We define preorders in relation of equivalences already defined in this course. For example, partial trace preorder $\sqsubseteq_{PT}$: 
\begin{equation*}
    P \sqsubseteq_{PT} Q \iff PT(P) \supseteq PT(Q)
\end{equation*}
where $Q$ becomes a \textbf{refinement} of $P$ -- all properties of $P$ must hold for $Q$, while $Q$ can hold more properties than $P$. 

In general, we want to prove: 
\begin{equation*}
    \mathrm{Spec} \sqsubseteq_{\sim} \mathrm{Impl}
\end{equation*}

\begin{definition}[Kernel]
    For each preorder $\sqsubseteq_{\sim}$ there exists an associated equivalence relation $\equiv_{\sim}$: 
    \begin{equation*}
        P \equiv Q \iff P \sqsubseteq Q \wedge Q \sqsubseteq P
    \end{equation*}
    If this holds, $P, Q$ are \textbf{kernels} of each other.

■ Task requirements:
A – Answer these questions from the notes on preorders:
(i) Under the partial trace preorder, what does Q become in relation to P?
(ii) What do the notes say we want to prove in general?
(iii) When P ⊑ Q and Q ⊑ P both hold, what are P and Q called?
B – Reproduce part of the notes on preorders word for word. Start at the words "We define preorders" and stop after "PT(P) \supseteq PT(Q)".
C – Rewrite the paragraph of the notes on preorders that begins "We define preorders in relation of equivalences" as a short list that keeps its main facts.

Annotated region listings:

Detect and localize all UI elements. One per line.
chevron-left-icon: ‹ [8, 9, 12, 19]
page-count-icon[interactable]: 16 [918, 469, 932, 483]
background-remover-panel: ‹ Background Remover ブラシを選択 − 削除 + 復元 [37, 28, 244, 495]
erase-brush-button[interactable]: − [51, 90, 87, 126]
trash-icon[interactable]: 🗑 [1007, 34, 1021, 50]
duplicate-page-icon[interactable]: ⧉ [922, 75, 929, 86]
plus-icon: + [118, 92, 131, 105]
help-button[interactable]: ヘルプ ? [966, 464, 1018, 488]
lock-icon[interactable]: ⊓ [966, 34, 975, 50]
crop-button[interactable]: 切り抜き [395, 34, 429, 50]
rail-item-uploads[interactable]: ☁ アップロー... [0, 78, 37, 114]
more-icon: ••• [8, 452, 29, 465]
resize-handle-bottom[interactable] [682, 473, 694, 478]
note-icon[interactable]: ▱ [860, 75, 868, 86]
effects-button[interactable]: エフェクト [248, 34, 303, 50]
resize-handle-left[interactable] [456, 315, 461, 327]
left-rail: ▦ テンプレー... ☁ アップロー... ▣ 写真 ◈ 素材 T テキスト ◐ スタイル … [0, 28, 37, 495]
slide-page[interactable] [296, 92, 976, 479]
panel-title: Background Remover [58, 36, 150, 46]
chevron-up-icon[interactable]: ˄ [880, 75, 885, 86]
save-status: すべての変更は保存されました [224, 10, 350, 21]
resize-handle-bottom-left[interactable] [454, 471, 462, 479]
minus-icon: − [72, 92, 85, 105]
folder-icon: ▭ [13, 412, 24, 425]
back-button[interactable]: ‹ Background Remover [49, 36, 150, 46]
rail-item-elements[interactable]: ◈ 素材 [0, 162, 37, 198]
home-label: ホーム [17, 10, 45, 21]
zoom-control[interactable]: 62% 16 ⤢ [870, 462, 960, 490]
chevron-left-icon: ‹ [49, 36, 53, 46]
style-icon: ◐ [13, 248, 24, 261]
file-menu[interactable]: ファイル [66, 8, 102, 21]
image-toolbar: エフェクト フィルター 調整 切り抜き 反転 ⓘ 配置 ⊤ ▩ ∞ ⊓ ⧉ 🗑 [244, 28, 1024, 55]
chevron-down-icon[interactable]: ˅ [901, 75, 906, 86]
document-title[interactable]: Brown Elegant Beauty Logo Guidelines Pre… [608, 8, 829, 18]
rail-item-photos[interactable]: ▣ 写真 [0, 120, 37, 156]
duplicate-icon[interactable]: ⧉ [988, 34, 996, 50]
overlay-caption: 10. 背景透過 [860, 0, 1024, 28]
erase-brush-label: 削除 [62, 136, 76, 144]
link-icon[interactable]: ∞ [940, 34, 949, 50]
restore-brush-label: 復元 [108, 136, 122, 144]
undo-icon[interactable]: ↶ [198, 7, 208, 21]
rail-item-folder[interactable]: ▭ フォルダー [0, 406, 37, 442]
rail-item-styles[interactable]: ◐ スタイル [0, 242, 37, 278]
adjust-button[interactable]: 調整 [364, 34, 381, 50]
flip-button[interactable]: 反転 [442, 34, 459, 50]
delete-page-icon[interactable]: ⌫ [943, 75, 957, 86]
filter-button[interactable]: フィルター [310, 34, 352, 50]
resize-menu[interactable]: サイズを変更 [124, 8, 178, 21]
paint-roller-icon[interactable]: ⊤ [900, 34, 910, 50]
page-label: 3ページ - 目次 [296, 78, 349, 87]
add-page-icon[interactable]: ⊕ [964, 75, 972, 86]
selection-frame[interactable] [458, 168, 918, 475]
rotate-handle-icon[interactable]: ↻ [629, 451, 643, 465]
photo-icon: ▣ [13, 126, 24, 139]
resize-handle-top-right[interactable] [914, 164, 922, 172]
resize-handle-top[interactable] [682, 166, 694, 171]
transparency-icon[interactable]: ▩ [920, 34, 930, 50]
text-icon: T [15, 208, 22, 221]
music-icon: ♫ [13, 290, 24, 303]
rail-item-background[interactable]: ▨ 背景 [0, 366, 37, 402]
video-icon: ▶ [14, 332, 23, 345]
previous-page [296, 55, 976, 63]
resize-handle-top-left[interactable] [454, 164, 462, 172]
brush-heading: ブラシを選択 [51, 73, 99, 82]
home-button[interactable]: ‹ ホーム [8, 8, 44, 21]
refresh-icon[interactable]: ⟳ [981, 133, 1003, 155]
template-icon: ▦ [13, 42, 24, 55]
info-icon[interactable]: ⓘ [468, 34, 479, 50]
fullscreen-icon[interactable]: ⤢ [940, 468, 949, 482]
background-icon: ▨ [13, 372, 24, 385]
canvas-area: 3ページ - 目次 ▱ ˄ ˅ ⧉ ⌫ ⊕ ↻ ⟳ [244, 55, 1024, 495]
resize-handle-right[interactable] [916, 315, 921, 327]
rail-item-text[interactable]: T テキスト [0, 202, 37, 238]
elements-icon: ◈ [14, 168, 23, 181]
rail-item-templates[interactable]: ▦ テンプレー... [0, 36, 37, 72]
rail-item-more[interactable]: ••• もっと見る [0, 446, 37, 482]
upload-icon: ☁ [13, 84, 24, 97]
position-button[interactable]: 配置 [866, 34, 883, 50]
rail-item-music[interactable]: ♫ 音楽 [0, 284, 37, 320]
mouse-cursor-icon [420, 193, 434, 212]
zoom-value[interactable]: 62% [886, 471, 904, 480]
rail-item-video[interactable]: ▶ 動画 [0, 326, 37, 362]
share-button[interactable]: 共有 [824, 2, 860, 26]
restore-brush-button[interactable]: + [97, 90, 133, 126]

■ Expected outputs:
A –
(i) A refinement of P.
(ii) Spec ⊑∼ Impl.
(iii) Kernels of each other.

B –
We define preorders in relation of equivalences already defined in this course. For example, partial trace preorder $\sqsubseteq_{PT}$: 
\begin{equation*}
    P \sqsubseteq_{PT} Q \iff PT(P) \supseteq PT(Q)

C –
- Preorders are defined in relation to equivalences already defined in the course.
- One example is the partial trace preorder ⊑PT: P ⊑PT Q holds exactly when PT(P) ⊇ PT(Q).
- In that case Q is a refinement of P. Every property of P must hold for Q, and Q can hold more properties than P.